● Task directions: Quote all of the data that follows exactly as written, skipping the images.

● Records for the task:
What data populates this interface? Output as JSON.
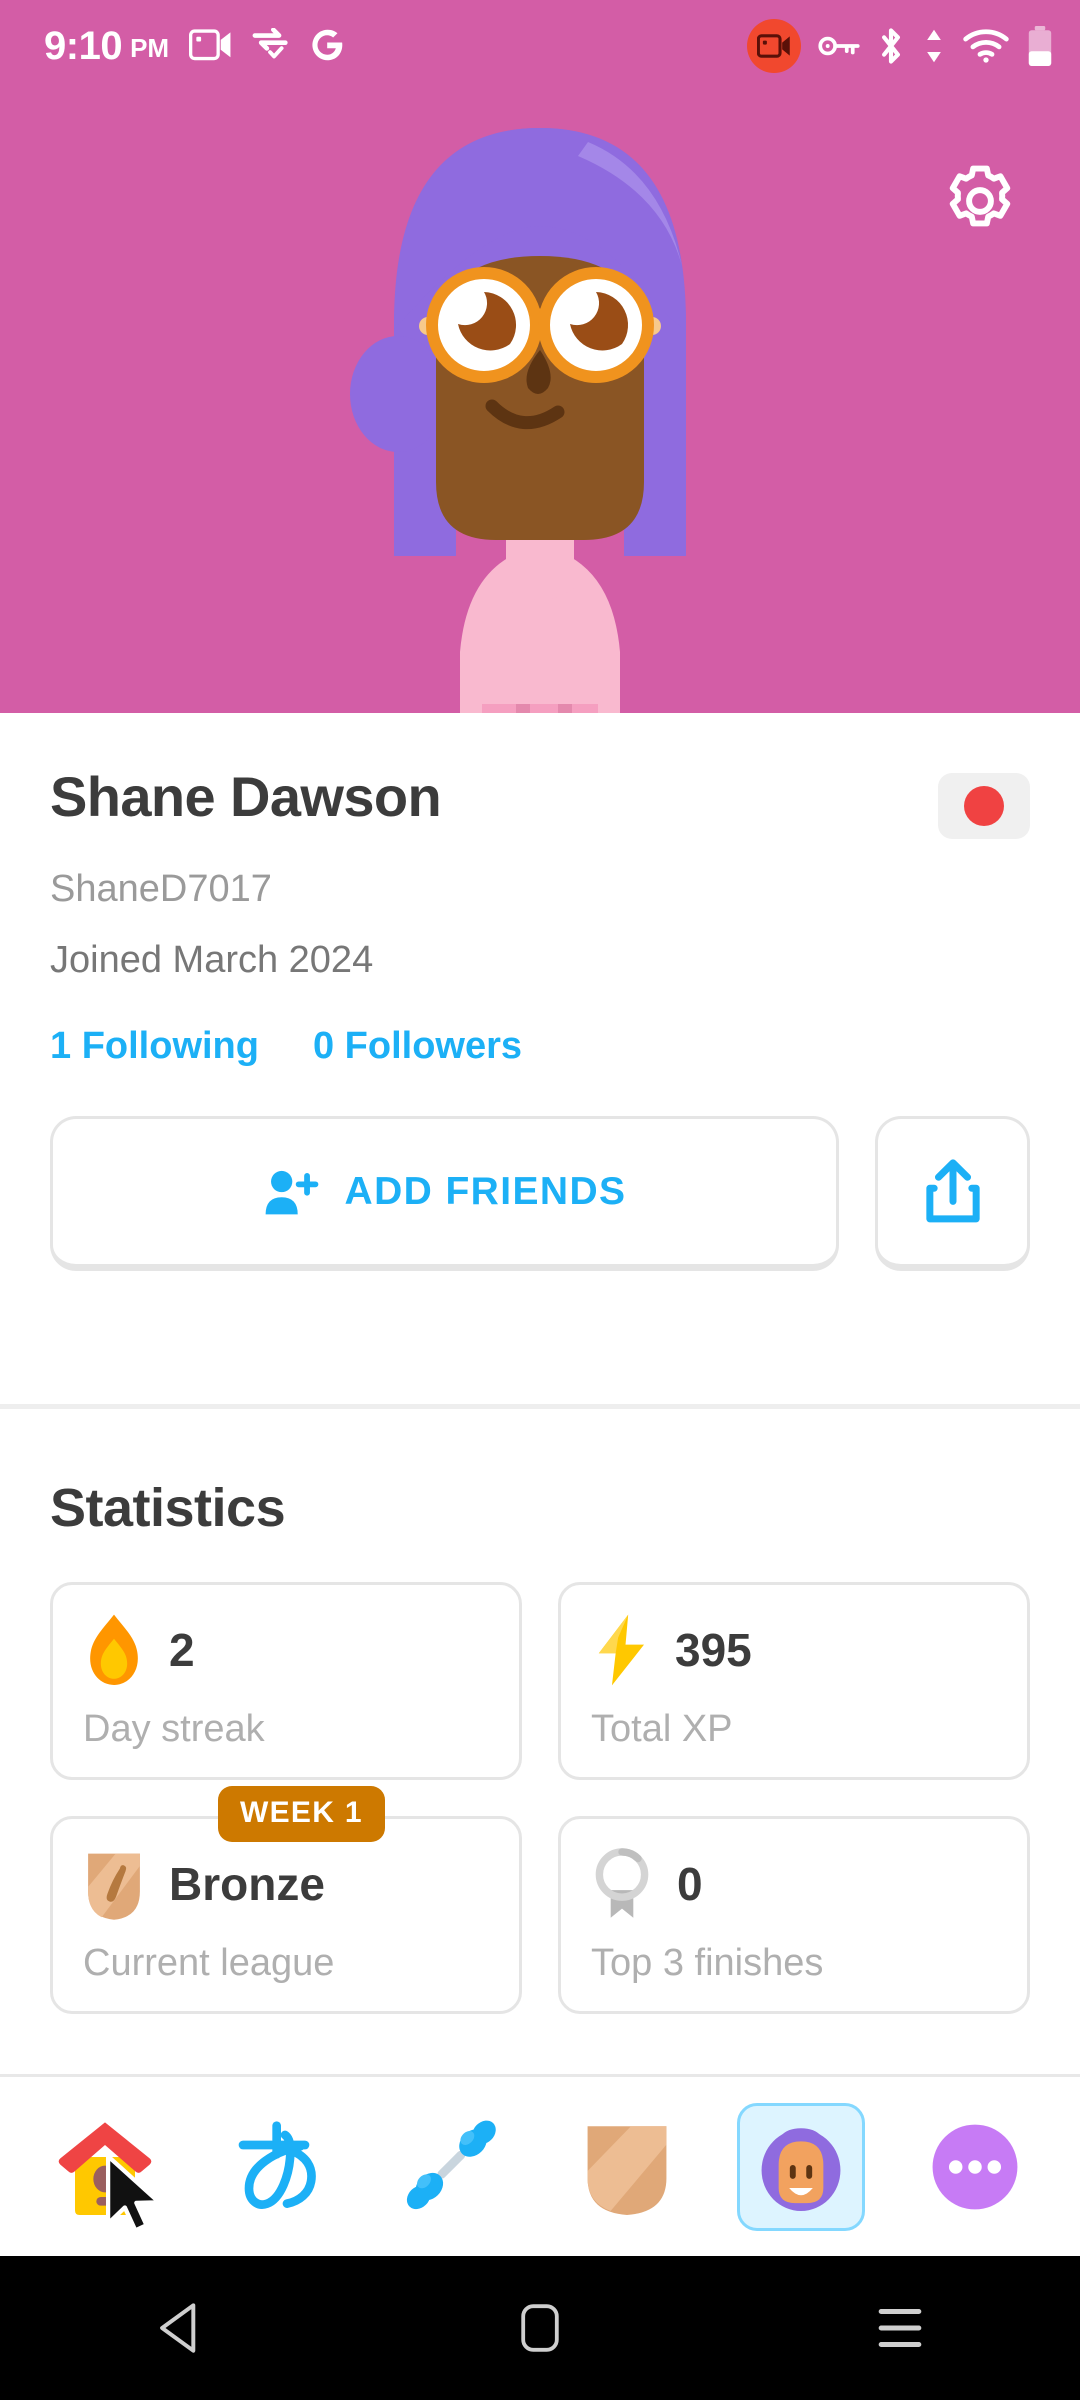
{
  "status_bar": {
    "time": "9:10",
    "ampm": "PM",
    "left_icons": [
      "video-camera-icon",
      "data-saver-icon",
      "google-icon"
    ],
    "right_icons": [
      "screen-record-icon",
      "vpn-key-icon",
      "bluetooth-icon",
      "data-transfer-icon",
      "wifi-icon",
      "battery-icon"
    ]
  },
  "header": {
    "background_color": "#d35da6",
    "settings_icon": "gear-icon",
    "avatar_alt": "duolingo-avatar-purple-hair-glasses"
  },
  "profile": {
    "display_name": "Shane Dawson",
    "username": "ShaneD7017",
    "joined": "Joined March 2024",
    "flag": "japan-flag",
    "following": "1 Following",
    "followers": "0 Followers",
    "add_friends_label": "ADD FRIENDS",
    "add_friends_icon": "person-add-icon",
    "share_icon": "share-icon",
    "accent_color": "#1cb0f6"
  },
  "statistics": {
    "title": "Statistics",
    "cards": [
      {
        "icon": "flame-icon",
        "value": "2",
        "label": "Day streak"
      },
      {
        "icon": "lightning-bolt-icon",
        "value": "395",
        "label": "Total XP"
      },
      {
        "icon": "bronze-shield-icon",
        "value": "Bronze",
        "label": "Current league",
        "badge": "WEEK 1",
        "badge_color": "#cd7900"
      },
      {
        "icon": "medal-icon",
        "value": "0",
        "label": "Top 3 finishes"
      }
    ]
  },
  "tab_bar": {
    "tabs": [
      {
        "name": "learn",
        "icon": "birdhouse-icon",
        "active": false
      },
      {
        "name": "alphabet",
        "icon": "hiragana-a-icon",
        "active": false
      },
      {
        "name": "practice",
        "icon": "dumbbell-icon",
        "active": false
      },
      {
        "name": "leagues",
        "icon": "bronze-shield-icon",
        "active": false
      },
      {
        "name": "profile",
        "icon": "avatar-face-icon",
        "active": true
      },
      {
        "name": "more",
        "icon": "more-dots-icon",
        "active": false
      }
    ],
    "active_highlight": "#ddf4ff"
  },
  "android_nav": {
    "buttons": [
      "back-icon",
      "home-icon",
      "recents-icon"
    ]
  }
}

● Written reply:
What data populates this interface? Output as JSON.
{
  "status_bar": {
    "time": "9:10",
    "ampm": "PM",
    "left_icons": [
      "video-camera-icon",
      "data-saver-icon",
      "google-icon"
    ],
    "right_icons": [
      "screen-record-icon",
      "vpn-key-icon",
      "bluetooth-icon",
      "data-transfer-icon",
      "wifi-icon",
      "battery-icon"
    ]
  },
  "header": {
    "background_color": "#d35da6",
    "settings_icon": "gear-icon",
    "avatar_alt": "duolingo-avatar-purple-hair-glasses"
  },
  "profile": {
    "display_name": "Shane Dawson",
    "username": "ShaneD7017",
    "joined": "Joined March 2024",
    "flag": "japan-flag",
    "following": "1 Following",
    "followers": "0 Followers",
    "add_friends_label": "ADD FRIENDS",
    "add_friends_icon": "person-add-icon",
    "share_icon": "share-icon",
    "accent_color": "#1cb0f6"
  },
  "statistics": {
    "title": "Statistics",
    "cards": [
      {
        "icon": "flame-icon",
        "value": "2",
        "label": "Day streak"
      },
      {
        "icon": "lightning-bolt-icon",
        "value": "395",
        "label": "Total XP"
      },
      {
        "icon": "bronze-shield-icon",
        "value": "Bronze",
        "label": "Current league",
        "badge": "WEEK 1",
        "badge_color": "#cd7900"
      },
      {
        "icon": "medal-icon",
        "value": "0",
        "label": "Top 3 finishes"
      }
    ]
  },
  "tab_bar": {
    "tabs": [
      {
        "name": "learn",
        "icon": "birdhouse-icon",
        "active": false
      },
      {
        "name": "alphabet",
        "icon": "hiragana-a-icon",
        "active": false
      },
      {
        "name": "practice",
        "icon": "dumbbell-icon",
        "active": false
      },
      {
        "name": "leagues",
        "icon": "bronze-shield-icon",
        "active": false
      },
      {
        "name": "profile",
        "icon": "avatar-face-icon",
        "active": true
      },
      {
        "name": "more",
        "icon": "more-dots-icon",
        "active": false
      }
    ],
    "active_highlight": "#ddf4ff"
  },
  "android_nav": {
    "buttons": [
      "back-icon",
      "home-icon",
      "recents-icon"
    ]
  }
}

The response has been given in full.